Copy out all lines of the records in which the word "الحميد" appears.

========

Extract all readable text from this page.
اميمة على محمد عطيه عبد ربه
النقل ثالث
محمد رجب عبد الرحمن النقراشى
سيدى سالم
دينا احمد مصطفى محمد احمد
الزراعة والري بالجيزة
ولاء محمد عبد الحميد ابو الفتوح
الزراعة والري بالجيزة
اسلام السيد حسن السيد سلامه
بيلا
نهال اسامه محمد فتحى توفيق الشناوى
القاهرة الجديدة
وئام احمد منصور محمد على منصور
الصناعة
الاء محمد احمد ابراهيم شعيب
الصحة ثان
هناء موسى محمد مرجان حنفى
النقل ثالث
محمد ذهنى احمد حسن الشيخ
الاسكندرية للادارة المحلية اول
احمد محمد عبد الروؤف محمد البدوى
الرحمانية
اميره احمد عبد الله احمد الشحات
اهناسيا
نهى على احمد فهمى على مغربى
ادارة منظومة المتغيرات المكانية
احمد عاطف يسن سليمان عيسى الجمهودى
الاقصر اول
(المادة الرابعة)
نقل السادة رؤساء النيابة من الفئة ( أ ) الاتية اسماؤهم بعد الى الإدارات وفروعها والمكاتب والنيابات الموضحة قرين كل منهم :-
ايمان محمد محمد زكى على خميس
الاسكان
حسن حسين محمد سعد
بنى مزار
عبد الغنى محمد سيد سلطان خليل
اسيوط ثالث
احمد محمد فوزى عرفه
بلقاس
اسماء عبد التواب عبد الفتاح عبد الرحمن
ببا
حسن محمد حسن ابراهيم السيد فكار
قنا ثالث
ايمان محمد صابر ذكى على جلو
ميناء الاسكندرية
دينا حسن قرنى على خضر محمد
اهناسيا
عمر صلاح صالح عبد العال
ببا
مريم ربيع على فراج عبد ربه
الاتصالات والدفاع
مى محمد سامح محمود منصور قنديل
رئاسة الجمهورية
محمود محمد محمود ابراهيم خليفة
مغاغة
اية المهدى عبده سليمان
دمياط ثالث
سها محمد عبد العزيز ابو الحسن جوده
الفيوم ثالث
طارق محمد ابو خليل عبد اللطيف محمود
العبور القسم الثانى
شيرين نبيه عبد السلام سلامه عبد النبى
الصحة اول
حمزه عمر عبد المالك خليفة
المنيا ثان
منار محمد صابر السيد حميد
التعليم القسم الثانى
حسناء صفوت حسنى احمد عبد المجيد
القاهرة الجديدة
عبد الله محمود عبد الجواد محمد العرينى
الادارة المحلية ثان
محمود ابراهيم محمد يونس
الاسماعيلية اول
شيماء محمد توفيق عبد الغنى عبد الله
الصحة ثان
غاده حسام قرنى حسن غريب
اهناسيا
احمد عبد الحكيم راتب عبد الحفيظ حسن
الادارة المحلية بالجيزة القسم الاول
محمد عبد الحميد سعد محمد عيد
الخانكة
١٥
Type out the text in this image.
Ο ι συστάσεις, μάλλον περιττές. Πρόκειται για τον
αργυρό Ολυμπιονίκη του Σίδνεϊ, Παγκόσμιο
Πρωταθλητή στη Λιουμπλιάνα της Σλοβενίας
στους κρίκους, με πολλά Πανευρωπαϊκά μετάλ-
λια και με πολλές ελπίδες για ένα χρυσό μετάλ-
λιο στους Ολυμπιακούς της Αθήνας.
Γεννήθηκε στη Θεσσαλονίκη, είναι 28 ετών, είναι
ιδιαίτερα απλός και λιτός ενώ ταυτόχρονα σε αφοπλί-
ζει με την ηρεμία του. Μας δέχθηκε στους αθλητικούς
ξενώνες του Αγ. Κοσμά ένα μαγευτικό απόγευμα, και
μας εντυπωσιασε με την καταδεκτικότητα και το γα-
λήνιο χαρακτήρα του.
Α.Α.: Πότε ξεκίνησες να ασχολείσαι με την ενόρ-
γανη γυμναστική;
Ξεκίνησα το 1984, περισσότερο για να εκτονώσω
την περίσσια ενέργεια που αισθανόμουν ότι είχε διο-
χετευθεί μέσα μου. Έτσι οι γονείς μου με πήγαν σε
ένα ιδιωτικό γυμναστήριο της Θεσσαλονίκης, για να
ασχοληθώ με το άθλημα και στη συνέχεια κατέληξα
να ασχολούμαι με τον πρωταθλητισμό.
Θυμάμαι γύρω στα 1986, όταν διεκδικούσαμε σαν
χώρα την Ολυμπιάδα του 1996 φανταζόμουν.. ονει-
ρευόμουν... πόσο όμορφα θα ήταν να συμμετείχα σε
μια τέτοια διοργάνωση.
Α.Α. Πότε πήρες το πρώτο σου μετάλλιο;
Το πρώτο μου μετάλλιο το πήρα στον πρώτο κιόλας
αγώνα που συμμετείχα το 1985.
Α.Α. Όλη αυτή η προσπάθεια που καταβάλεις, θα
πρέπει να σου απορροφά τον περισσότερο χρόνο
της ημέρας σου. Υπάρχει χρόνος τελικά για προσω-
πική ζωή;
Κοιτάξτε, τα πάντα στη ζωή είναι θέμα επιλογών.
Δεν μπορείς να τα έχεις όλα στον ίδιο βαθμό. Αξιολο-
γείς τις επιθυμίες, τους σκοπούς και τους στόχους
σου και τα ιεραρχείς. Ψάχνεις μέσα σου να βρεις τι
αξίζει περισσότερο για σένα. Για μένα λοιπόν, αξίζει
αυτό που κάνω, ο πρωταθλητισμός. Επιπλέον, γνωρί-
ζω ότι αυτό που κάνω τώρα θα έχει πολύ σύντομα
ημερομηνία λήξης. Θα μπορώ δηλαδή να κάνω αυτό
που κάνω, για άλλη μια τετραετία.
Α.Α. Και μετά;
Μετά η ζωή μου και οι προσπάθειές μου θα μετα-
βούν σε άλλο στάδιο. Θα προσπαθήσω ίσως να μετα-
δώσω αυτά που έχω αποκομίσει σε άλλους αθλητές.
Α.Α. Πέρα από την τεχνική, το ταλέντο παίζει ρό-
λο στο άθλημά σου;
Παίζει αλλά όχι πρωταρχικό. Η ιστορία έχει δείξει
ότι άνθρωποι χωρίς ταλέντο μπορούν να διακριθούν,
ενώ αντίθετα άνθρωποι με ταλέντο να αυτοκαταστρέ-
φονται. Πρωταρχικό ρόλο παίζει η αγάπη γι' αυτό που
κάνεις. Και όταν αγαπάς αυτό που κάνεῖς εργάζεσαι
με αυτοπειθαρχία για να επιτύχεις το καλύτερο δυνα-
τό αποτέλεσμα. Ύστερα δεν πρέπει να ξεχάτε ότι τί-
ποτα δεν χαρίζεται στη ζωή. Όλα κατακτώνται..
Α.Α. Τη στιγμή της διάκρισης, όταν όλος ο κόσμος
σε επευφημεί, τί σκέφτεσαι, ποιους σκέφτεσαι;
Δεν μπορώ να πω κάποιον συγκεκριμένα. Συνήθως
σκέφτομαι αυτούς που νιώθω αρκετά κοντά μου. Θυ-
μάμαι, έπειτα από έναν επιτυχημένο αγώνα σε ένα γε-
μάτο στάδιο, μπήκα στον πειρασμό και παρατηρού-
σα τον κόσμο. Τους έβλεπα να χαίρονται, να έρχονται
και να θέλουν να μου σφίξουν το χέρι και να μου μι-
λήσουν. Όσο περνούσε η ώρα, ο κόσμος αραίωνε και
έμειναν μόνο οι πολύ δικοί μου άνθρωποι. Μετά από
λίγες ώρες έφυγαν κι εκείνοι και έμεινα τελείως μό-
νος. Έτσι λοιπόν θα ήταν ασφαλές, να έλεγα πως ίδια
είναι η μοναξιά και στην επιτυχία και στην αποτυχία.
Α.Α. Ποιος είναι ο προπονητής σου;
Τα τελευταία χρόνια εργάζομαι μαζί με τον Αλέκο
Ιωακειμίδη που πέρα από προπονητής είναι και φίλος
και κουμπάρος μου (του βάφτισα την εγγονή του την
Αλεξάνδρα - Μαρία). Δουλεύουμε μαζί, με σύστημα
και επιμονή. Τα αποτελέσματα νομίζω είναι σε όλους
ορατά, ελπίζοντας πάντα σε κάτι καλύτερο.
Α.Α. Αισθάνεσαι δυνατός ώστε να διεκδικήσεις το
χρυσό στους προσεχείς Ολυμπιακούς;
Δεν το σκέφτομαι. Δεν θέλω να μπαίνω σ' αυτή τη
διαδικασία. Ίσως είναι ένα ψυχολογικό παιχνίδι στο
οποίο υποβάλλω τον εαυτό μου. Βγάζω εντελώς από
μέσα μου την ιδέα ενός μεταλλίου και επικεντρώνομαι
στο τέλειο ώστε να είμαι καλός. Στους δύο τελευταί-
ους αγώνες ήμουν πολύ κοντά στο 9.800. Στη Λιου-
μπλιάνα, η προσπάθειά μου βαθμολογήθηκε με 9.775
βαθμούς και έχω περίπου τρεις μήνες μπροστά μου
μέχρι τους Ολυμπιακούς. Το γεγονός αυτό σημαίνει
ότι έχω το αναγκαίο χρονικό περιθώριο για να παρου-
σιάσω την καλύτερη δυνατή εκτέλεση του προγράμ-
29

========

▶ Task solution:
ولاء محمد عبد الحميد ابو الفتوح
محمد عبد الحميد سعد محمد عيد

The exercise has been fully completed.